> _What needs to be done_: Reproduce each line of the listing exactly.

> _Source material_:
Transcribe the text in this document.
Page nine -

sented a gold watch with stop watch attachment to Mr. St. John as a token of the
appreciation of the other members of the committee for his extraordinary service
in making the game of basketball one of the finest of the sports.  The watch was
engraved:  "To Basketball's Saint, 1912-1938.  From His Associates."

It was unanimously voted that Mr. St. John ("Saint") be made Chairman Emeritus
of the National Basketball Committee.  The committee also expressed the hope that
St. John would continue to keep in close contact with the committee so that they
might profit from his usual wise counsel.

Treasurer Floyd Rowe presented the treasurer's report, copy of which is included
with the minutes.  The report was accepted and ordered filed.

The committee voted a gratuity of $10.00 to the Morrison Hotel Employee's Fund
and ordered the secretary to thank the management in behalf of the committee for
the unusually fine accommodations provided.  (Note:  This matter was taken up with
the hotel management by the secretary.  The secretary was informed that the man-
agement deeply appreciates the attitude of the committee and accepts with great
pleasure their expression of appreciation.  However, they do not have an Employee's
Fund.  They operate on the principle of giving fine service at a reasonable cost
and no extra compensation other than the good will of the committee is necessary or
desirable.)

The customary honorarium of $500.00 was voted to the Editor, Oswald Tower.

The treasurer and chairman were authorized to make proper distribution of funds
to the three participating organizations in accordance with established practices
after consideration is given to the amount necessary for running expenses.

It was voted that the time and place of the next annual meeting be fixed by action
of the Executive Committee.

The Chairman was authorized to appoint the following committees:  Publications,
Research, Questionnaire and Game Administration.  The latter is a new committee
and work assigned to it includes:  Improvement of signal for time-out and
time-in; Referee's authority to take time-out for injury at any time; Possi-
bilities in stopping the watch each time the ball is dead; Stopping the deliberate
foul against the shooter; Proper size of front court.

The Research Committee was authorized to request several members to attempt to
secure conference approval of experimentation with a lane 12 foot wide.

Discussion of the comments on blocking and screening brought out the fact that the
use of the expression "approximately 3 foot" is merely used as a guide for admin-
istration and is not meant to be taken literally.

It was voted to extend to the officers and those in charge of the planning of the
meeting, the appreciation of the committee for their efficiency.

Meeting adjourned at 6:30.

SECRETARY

> _Solution to the exercise_:
Transcribe the text in this document.
Page nine -

sented a gold watch with stop watch attachment to Mr. St. John as a token of the
appreciation of the other members of the committee for his extraordinary service
in making the game of basketball one of the finest of the sports.  The watch was
engraved:  "To Basketball's Saint, 1912-1938.  From His Associates."

It was unanimously voted that Mr. St. John ("Saint") be made Chairman Emeritus
of the National Basketball Committee.  The committee also expressed the hope that
St. John would continue to keep in close contact with the committee so that they
might profit from his usual wise counsel.

Treasurer Floyd Rowe presented the treasurer's report, copy of which is included
with the minutes.  The report was accepted and ordered filed.

The committee voted a gratuity of $10.00 to the Morrison Hotel Employee's Fund
and ordered the secretary to thank the management in behalf of the committee for
the unusually fine accommodations provided.  (Note:  This matter was taken up with
the hotel management by the secretary.  The secretary was informed that the man-
agement deeply appreciates the attitude of the committee and accepts with great
pleasure their expression of appreciation.  However, they do not have an Employee's
Fund.  They operate on the principle of giving fine service at a reasonable cost
and no extra compensation other than the good will of the committee is necessary or
desirable.)

The customary honorarium of $500.00 was voted to the Editor, Oswald Tower.

The treasurer and chairman were authorized to make proper distribution of funds
to the three participating organizations in accordance with established practices
after consideration is given to the amount necessary for running expenses.

It was voted that the time and place of the next annual meeting be fixed by action
of the Executive Committee.

The Chairman was authorized to appoint the following committees:  Publications,
Research, Questionnaire and Game Administration.  The latter is a new committee
and work assigned to it includes:  Improvement of signal for time-out and
time-in; Referee's authority to take time-out for injury at any time; Possi-
bilities in stopping the watch each time the ball is dead; Stopping the deliberate
foul against the shooter; Proper size of front court.

The Research Committee was authorized to request several members to attempt to
secure conference approval of experimentation with a lane 12 foot wide.

Discussion of the comments on blocking and screening brought out the fact that the
use of the expression "approximately 3 foot" is merely used as a guide for admin-
istration and is not meant to be taken literally.

It was voted to extend to the officers and those in charge of the planning of the
meeting, the appreciation of the committee for their efficiency.

Meeting adjourned at 6:30.

SECRETARY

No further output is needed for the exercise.